■ **Prompt**: Each line that contains the string "original" counts once; report how many such lines appear in the data, as a number only.

··· Records shown

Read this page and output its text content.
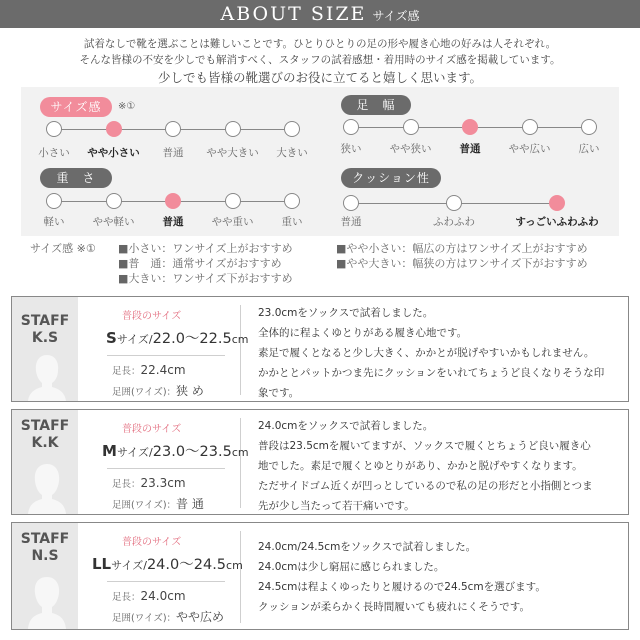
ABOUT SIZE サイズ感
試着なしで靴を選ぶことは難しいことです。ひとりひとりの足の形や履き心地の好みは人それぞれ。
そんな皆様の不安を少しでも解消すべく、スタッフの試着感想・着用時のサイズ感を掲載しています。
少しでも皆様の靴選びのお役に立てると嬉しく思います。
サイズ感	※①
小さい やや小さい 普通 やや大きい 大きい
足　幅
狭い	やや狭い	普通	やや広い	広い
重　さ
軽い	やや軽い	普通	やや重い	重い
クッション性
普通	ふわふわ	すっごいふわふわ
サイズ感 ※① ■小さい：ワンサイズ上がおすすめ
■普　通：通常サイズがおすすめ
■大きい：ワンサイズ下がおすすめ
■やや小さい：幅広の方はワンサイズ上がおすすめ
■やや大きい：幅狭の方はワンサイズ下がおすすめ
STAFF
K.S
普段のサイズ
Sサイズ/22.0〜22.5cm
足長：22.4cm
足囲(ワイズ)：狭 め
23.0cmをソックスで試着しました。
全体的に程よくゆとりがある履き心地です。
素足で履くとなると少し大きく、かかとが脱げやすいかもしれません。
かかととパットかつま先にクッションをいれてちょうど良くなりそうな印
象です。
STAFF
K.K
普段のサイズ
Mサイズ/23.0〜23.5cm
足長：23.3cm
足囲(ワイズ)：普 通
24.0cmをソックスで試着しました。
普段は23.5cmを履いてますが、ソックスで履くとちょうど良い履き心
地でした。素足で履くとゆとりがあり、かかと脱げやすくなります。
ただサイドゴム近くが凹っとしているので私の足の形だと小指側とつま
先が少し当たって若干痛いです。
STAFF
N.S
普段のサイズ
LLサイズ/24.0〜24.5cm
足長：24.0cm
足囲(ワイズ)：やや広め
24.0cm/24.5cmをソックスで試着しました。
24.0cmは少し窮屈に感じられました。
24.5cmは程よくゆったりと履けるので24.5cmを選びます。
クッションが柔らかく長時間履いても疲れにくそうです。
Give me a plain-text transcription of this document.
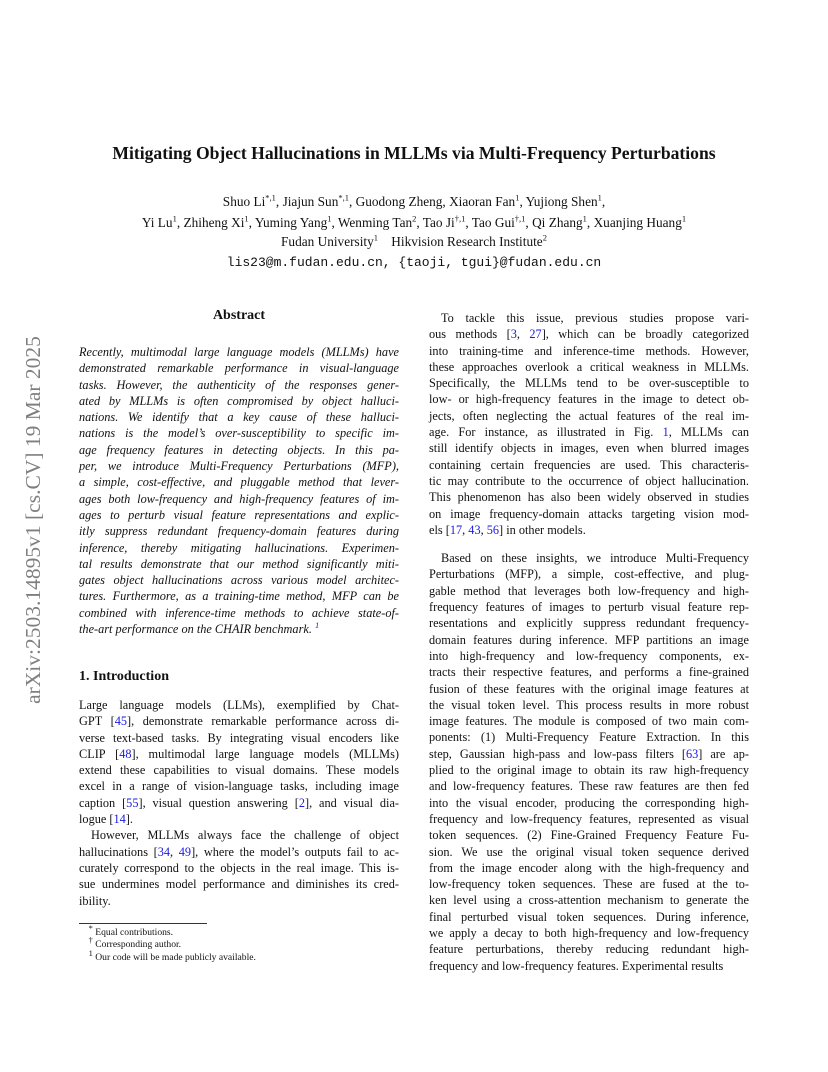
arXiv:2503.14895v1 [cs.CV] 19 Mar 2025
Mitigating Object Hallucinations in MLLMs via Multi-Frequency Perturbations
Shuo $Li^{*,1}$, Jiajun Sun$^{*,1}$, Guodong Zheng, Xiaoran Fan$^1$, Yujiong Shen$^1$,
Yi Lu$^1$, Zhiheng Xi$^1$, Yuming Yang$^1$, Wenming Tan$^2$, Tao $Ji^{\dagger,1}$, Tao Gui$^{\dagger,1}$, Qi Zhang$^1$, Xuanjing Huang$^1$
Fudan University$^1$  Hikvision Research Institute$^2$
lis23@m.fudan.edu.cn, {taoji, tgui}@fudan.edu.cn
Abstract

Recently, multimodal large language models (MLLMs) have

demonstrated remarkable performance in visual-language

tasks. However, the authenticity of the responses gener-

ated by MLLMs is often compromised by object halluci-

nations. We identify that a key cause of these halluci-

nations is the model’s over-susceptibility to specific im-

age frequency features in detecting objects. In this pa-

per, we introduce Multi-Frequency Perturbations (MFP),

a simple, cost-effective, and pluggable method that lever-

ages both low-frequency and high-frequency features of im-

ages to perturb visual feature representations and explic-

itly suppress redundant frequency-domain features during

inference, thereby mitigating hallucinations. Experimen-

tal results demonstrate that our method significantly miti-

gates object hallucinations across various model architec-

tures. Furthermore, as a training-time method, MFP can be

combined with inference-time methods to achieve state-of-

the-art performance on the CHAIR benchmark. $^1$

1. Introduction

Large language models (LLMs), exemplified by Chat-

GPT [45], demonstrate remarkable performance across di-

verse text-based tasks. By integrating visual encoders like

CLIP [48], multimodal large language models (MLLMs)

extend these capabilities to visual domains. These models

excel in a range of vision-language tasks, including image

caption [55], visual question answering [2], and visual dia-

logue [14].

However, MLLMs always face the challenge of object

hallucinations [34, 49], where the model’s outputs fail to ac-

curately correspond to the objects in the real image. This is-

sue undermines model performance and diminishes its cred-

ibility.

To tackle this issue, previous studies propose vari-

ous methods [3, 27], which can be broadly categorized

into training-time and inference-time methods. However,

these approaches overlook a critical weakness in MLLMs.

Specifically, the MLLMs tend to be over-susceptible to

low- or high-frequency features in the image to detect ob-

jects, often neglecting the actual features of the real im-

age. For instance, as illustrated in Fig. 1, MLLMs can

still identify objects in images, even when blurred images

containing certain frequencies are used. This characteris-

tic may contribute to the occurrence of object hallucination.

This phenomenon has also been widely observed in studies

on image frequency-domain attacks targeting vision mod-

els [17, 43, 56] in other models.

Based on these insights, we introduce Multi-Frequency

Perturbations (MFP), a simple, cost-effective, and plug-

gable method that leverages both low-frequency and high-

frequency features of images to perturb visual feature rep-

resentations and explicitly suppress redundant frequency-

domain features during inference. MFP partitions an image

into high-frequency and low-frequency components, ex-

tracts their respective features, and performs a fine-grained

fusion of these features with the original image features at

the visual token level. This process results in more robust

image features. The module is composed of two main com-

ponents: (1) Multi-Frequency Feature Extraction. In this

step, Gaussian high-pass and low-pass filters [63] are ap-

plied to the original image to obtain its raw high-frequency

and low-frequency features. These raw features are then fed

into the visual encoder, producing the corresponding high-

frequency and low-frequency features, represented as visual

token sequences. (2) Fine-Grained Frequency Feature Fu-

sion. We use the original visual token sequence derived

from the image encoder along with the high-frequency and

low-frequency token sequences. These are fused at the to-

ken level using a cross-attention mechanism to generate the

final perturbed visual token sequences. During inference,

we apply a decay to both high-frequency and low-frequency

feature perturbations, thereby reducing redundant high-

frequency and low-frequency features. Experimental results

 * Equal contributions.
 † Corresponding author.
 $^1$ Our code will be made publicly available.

······

■ **Answer to the exercise**: 3